#### [To do]
Entries follow. Set all of them down as they stand.

[Dataset rows about figures]
********************
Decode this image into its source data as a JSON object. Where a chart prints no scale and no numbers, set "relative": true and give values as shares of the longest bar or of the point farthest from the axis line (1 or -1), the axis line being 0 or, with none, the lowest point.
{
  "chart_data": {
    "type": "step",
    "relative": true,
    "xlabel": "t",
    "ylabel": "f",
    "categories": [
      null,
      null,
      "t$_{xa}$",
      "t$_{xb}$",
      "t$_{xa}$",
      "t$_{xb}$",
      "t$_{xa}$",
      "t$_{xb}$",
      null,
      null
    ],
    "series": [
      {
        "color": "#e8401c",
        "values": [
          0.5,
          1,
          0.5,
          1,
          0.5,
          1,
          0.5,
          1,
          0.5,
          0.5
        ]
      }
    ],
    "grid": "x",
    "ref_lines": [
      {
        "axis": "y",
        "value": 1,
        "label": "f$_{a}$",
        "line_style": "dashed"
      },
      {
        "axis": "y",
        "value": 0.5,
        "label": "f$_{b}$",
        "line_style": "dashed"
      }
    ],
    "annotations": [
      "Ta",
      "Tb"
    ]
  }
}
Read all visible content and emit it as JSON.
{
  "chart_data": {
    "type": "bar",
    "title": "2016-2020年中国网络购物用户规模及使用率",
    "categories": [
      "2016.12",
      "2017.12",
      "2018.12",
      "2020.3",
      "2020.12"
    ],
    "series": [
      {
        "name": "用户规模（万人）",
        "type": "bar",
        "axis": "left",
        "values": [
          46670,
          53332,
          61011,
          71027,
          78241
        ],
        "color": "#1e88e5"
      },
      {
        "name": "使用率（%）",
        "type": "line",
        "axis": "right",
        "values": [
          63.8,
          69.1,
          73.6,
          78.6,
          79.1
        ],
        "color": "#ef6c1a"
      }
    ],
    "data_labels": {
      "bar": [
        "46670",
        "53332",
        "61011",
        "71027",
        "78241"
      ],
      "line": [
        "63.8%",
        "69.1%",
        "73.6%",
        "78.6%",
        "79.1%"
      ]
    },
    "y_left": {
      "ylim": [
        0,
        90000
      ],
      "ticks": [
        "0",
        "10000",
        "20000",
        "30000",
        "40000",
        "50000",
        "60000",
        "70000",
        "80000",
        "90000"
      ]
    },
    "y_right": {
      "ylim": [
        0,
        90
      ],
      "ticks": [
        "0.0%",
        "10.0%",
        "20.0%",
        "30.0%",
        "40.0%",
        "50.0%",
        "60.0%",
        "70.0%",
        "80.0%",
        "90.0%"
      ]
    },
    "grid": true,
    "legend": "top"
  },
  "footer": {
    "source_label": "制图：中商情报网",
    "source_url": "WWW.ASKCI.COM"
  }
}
********************
#### [Written solution]
Decode this image into its source data as a JSON object. Where a chart prints no scale and no numbers, set "relative": true and give values as shares of the longest bar or of the point farthest from the axis line (1 or -1), the axis line being 0 or, with none, the lowest point.
{
  "chart_data": {
    "type": "step",
    "relative": true,
    "xlabel": "t",
    "ylabel": "f",
    "categories": [
      null,
      null,
      "t$_{xa}$",
      "t$_{xb}$",
      "t$_{xa}$",
      "t$_{xb}$",
      "t$_{xa}$",
      "t$_{xb}$",
      null,
      null
    ],
    "series": [
      {
        "color": "#e8401c",
        "values": [
          0.5,
          1,
          0.5,
          1,
          0.5,
          1,
          0.5,
          1,
          0.5,
          0.5
        ]
      }
    ],
    "grid": "x",
    "ref_lines": [
      {
        "axis": "y",
        "value": 1,
        "label": "f$_{a}$",
        "line_style": "dashed"
      },
      {
        "axis": "y",
        "value": 0.5,
        "label": "f$_{b}$",
        "line_style": "dashed"
      }
    ],
    "annotations": [
      "Ta",
      "Tb"
    ]
  }
}
Read all visible content and emit it as JSON.
{
  "chart_data": {
    "type": "bar",
    "title": "2016-2020年中国网络购物用户规模及使用率",
    "categories": [
      "2016.12",
      "2017.12",
      "2018.12",
      "2020.3",
      "2020.12"
    ],
    "series": [
      {
        "name": "用户规模（万人）",
        "type": "bar",
        "axis": "left",
        "values": [
          46670,
          53332,
          61011,
          71027,
          78241
        ],
        "color": "#1e88e5"
      },
      {
        "name": "使用率（%）",
        "type": "line",
        "axis": "right",
        "values": [
          63.8,
          69.1,
          73.6,
          78.6,
          79.1
        ],
        "color": "#ef6c1a"
      }
    ],
    "data_labels": {
      "bar": [
        "46670",
        "53332",
        "61011",
        "71027",
        "78241"
      ],
      "line": [
        "63.8%",
        "69.1%",
        "73.6%",
        "78.6%",
        "79.1%"
      ]
    },
    "y_left": {
      "ylim": [
        0,
        90000
      ],
      "ticks": [
        "0",
        "10000",
        "20000",
        "30000",
        "40000",
        "50000",
        "60000",
        "70000",
        "80000",
        "90000"
      ]
    },
    "y_right": {
      "ylim": [
        0,
        90
      ],
      "ticks": [
        "0.0%",
        "10.0%",
        "20.0%",
        "30.0%",
        "40.0%",
        "50.0%",
        "60.0%",
        "70.0%",
        "80.0%",
        "90.0%"
      ]
    },
    "grid": true,
    "legend": "top"
  },
  "footer": {
    "source_label": "制图：中商情报网",
    "source_url": "WWW.ASKCI.COM"
  }
}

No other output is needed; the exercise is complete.